EXERCISE: Present every line in which the string "data" appears.

* * * * *

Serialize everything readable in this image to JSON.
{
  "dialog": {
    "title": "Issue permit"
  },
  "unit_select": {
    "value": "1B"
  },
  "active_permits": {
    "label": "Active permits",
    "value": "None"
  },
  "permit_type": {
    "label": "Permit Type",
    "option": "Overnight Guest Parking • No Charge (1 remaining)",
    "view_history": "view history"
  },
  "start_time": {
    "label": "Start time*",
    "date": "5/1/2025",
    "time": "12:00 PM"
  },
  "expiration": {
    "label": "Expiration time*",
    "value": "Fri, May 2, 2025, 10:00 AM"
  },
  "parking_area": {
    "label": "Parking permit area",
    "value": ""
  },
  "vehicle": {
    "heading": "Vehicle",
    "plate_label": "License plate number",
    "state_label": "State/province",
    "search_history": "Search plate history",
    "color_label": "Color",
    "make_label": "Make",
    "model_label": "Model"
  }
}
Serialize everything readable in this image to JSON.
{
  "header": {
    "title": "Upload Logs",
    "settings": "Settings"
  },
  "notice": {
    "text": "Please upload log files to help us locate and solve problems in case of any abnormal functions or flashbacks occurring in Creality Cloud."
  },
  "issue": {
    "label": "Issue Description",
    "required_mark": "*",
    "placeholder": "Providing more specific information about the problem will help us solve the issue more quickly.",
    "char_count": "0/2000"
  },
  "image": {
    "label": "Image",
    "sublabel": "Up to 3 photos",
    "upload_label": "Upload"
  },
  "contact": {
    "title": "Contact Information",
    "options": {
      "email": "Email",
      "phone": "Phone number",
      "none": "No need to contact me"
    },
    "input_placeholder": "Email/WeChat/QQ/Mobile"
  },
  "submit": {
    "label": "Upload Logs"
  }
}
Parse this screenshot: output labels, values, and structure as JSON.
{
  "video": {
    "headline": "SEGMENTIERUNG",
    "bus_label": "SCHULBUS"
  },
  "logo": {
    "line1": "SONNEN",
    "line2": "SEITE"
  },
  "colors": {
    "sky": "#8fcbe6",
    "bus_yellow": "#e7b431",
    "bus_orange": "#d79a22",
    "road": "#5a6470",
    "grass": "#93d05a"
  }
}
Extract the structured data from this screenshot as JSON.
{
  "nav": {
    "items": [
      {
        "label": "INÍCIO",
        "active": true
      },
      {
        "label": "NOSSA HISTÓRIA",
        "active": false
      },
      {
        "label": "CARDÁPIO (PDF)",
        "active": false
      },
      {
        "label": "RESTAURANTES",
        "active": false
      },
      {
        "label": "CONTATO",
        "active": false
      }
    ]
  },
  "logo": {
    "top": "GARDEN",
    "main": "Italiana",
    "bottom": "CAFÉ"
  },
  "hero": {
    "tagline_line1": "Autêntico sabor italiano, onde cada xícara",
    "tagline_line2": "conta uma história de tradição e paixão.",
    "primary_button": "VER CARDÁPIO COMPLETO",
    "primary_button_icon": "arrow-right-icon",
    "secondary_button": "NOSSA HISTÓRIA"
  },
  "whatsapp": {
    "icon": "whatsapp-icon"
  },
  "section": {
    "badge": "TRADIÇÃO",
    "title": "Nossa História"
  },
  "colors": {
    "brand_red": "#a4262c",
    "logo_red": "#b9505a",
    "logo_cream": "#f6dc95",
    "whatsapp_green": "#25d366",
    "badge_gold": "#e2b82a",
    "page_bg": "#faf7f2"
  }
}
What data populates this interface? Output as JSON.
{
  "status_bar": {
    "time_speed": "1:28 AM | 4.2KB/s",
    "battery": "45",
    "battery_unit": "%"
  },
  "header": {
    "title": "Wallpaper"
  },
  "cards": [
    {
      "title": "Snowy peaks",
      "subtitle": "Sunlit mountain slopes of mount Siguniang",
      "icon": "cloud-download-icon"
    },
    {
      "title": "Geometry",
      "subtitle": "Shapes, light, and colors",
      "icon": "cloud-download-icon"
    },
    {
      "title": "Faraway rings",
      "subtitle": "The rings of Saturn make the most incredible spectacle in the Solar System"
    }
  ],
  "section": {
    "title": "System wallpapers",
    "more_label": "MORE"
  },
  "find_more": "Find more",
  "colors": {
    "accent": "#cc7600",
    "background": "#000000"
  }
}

* * * * *

ANSWER TO THE EXERCISE:
Extract the structured data from this screenshot as JSON.
What data populates this interface? Output as JSON.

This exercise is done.